-- Task prompt --
Pull every line that includes the word "name" out of the data below and copy it.

-- Task data --
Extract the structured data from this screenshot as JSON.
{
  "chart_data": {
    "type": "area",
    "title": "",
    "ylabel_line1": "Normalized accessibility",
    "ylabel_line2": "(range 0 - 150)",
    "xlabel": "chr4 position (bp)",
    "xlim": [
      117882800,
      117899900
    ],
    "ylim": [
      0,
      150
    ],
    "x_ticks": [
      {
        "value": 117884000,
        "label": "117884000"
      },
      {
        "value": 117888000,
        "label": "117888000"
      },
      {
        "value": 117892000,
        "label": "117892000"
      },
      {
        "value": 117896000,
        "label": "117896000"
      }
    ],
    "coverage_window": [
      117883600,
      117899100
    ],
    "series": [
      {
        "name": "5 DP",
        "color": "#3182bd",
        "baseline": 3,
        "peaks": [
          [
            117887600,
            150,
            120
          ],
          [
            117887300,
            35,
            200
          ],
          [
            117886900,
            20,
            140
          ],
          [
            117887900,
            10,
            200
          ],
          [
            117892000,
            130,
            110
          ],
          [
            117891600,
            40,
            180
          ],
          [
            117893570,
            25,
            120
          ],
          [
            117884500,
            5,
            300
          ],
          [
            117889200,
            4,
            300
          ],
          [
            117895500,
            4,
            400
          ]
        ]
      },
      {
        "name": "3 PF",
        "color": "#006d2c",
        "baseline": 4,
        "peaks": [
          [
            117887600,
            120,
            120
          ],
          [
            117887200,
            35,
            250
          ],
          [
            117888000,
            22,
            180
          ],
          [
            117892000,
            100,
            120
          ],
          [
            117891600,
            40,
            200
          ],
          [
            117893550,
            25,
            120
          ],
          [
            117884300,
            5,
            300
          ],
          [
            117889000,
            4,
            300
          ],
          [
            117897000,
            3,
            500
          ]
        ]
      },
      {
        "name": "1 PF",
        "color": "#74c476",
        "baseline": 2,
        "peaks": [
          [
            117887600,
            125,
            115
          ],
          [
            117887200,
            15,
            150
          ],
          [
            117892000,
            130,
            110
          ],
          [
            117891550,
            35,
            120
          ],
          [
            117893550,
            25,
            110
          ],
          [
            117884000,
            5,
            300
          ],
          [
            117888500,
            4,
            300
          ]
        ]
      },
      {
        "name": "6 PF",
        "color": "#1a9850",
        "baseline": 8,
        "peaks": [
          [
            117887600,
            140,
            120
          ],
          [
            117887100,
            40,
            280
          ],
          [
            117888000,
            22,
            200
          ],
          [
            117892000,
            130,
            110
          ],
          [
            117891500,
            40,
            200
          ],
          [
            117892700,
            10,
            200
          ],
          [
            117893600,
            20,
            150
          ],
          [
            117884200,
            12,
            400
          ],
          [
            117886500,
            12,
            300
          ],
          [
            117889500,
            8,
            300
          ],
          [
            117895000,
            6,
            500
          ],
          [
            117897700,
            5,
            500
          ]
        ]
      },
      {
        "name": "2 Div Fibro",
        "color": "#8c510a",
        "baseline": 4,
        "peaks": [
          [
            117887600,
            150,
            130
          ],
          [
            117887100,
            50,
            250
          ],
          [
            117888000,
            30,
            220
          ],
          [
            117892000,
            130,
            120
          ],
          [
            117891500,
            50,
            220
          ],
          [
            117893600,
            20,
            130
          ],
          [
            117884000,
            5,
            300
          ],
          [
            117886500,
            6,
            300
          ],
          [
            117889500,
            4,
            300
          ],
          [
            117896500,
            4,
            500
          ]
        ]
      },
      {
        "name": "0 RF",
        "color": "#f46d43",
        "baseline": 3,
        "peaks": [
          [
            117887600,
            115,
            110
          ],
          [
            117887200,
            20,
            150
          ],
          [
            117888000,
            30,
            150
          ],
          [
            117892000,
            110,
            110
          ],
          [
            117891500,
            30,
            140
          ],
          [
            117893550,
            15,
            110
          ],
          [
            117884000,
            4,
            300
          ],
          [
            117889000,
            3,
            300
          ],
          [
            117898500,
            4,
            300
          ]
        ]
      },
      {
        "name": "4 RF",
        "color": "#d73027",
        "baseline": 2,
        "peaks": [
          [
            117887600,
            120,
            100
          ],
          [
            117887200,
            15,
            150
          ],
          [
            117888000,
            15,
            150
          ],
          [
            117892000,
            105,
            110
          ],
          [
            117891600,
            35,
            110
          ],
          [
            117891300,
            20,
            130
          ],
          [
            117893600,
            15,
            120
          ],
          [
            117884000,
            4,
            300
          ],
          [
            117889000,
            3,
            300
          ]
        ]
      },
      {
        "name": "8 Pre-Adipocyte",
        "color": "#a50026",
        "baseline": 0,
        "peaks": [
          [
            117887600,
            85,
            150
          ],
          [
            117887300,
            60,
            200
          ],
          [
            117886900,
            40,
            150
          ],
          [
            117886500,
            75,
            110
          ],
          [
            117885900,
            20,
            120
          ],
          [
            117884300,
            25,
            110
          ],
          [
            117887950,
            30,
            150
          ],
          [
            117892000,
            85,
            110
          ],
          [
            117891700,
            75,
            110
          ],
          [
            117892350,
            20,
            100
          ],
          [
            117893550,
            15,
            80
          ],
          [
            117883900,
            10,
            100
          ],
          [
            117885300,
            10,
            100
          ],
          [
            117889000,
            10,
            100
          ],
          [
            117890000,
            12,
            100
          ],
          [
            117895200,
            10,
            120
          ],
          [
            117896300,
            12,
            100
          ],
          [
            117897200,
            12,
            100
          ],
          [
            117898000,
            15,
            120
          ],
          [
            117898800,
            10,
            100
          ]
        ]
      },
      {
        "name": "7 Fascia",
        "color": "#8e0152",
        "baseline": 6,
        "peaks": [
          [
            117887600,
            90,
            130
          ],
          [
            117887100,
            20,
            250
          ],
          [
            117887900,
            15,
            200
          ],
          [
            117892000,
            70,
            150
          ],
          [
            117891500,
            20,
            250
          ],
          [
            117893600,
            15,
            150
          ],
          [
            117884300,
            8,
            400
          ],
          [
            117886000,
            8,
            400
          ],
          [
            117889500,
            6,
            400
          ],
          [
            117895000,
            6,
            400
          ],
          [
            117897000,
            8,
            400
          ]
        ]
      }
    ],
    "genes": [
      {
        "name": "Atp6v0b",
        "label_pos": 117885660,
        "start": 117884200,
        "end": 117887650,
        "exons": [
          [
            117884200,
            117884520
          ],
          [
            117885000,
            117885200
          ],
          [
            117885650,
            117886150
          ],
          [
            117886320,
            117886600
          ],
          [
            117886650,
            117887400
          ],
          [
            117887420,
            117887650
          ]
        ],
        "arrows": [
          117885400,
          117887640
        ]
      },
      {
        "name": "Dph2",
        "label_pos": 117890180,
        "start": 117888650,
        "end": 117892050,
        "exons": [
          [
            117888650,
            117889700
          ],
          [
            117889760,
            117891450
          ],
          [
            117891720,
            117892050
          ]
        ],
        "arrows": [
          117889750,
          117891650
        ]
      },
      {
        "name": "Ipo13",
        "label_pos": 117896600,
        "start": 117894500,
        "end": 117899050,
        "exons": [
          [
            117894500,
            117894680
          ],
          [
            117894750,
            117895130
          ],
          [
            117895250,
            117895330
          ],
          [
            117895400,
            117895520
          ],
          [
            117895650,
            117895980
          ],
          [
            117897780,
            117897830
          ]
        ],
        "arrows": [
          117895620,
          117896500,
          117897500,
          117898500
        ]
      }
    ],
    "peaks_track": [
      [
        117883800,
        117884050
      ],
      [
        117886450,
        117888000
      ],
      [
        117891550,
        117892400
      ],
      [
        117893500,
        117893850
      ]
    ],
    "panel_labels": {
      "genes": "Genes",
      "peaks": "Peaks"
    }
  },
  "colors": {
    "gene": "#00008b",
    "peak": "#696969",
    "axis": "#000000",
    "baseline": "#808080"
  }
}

-- Answer to the exercise --
        "name": "5 DP",
        "name": "3 PF",
        "name": "1 PF",
        "name": "6 PF",
        "name": "2 Div Fibro",
        "name": "0 RF",
        "name": "4 RF",
        "name": "8 Pre-Adipocyte",
        "name": "7 Fascia",
        "name": "Atp6v0b",
        "name": "Dph2",
        "name": "Ipo13",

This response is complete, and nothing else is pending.